Work required — Copy out each line of the data holding "sigma".

Data entries —
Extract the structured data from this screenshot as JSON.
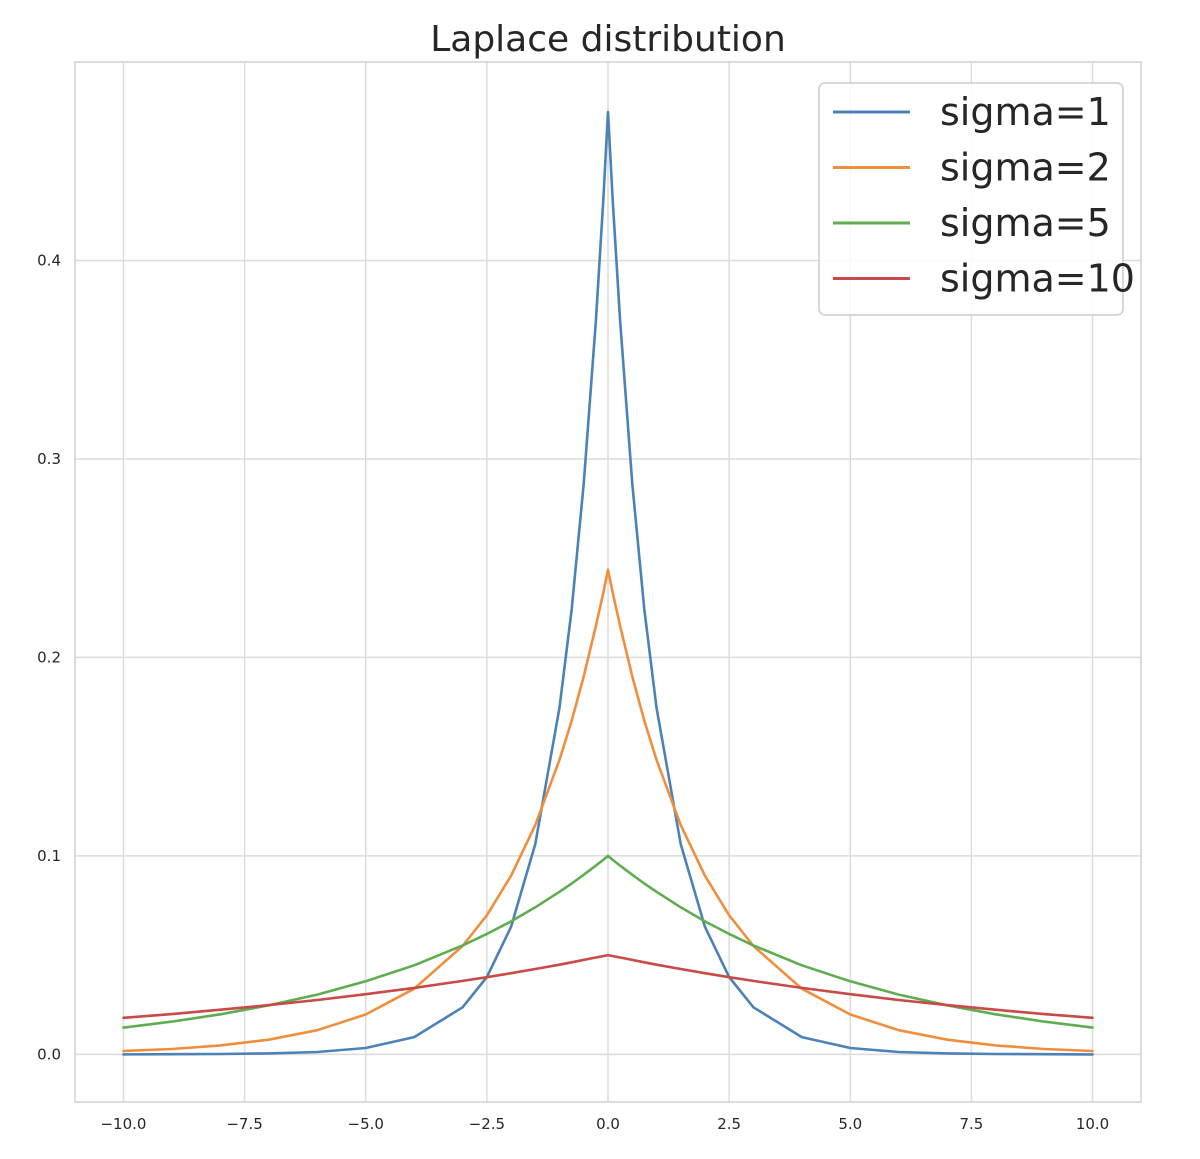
{
  "chart_data": {
    "type": "line",
    "title": "Laplace distribution",
    "xlabel": "",
    "ylabel": "",
    "xlim": [
      -11,
      11
    ],
    "ylim": [
      -0.024,
      0.5
    ],
    "grid": true,
    "legend_placement": "top-right",
    "x_ticks": [
      {
        "value": -10,
        "label": "−10.0"
      },
      {
        "value": -7.5,
        "label": "−7.5"
      },
      {
        "value": -5,
        "label": "−5.0"
      },
      {
        "value": -2.5,
        "label": "−2.5"
      },
      {
        "value": 0,
        "label": "0.0"
      },
      {
        "value": 2.5,
        "label": "2.5"
      },
      {
        "value": 5,
        "label": "5.0"
      },
      {
        "value": 7.5,
        "label": "7.5"
      },
      {
        "value": 10,
        "label": "10.0"
      }
    ],
    "y_ticks": [
      {
        "value": 0,
        "label": "0.0"
      },
      {
        "value": 0.1,
        "label": "0.1"
      },
      {
        "value": 0.2,
        "label": "0.2"
      },
      {
        "value": 0.3,
        "label": "0.3"
      },
      {
        "value": 0.4,
        "label": "0.4"
      }
    ],
    "x": [
      -10,
      -9,
      -8,
      -7,
      -6,
      -5,
      -4,
      -3,
      -2.5,
      -2,
      -1.5,
      -1,
      -0.75,
      -0.5,
      -0.25,
      -0.1,
      0,
      0.1,
      0.25,
      0.5,
      0.75,
      1,
      1.5,
      2,
      2.5,
      3,
      4,
      5,
      6,
      7,
      8,
      9,
      10
    ],
    "series": [
      {
        "name": "sigma=1",
        "color": "#4c82b8",
        "values": [
          0.0,
          0.0001,
          0.0002,
          0.0005,
          0.0012,
          0.0032,
          0.0087,
          0.0237,
          0.039,
          0.0643,
          0.106,
          0.1747,
          0.2243,
          0.288,
          0.3697,
          0.4296,
          0.4748,
          0.4296,
          0.3697,
          0.288,
          0.2243,
          0.1747,
          0.106,
          0.0643,
          0.039,
          0.0237,
          0.0087,
          0.0032,
          0.0012,
          0.0005,
          0.0002,
          0.0001,
          0.0
        ]
      },
      {
        "name": "sigma=2",
        "color": "#ef8f3e",
        "values": [
          0.0017,
          0.0027,
          0.0045,
          0.0074,
          0.0122,
          0.0201,
          0.0331,
          0.0546,
          0.0701,
          0.09,
          0.1156,
          0.1484,
          0.1681,
          0.1906,
          0.2159,
          0.2323,
          0.2442,
          0.2323,
          0.2159,
          0.1906,
          0.1681,
          0.1484,
          0.1156,
          0.09,
          0.0701,
          0.0546,
          0.0331,
          0.0201,
          0.0122,
          0.0074,
          0.0045,
          0.0027,
          0.0017
        ]
      },
      {
        "name": "sigma=5",
        "color": "#60ad4f",
        "values": [
          0.0135,
          0.0165,
          0.0202,
          0.0247,
          0.0301,
          0.0368,
          0.0449,
          0.0549,
          0.0607,
          0.067,
          0.0741,
          0.0819,
          0.0861,
          0.0905,
          0.0951,
          0.098,
          0.1,
          0.098,
          0.0951,
          0.0905,
          0.0861,
          0.0819,
          0.0741,
          0.067,
          0.0607,
          0.0549,
          0.0449,
          0.0368,
          0.0301,
          0.0247,
          0.0202,
          0.0165,
          0.0135
        ]
      },
      {
        "name": "sigma=10",
        "color": "#c94a47",
        "values": [
          0.0184,
          0.0203,
          0.0225,
          0.0248,
          0.0274,
          0.0303,
          0.0335,
          0.037,
          0.0389,
          0.0409,
          0.043,
          0.0452,
          0.0464,
          0.0476,
          0.0488,
          0.0495,
          0.05,
          0.0495,
          0.0488,
          0.0476,
          0.0464,
          0.0452,
          0.043,
          0.0409,
          0.0389,
          0.037,
          0.0335,
          0.0303,
          0.0274,
          0.0248,
          0.0225,
          0.0203,
          0.0184
        ]
      }
    ]
  },
  "colors": {
    "grid": "#dcdcdc",
    "frame": "#d0d0d0",
    "background": "#ffffff",
    "text": "#262626"
  }
}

Answer to this problem —
        "name": "sigma=1",
        "name": "sigma=2",
        "name": "sigma=5",
        "name": "sigma=10",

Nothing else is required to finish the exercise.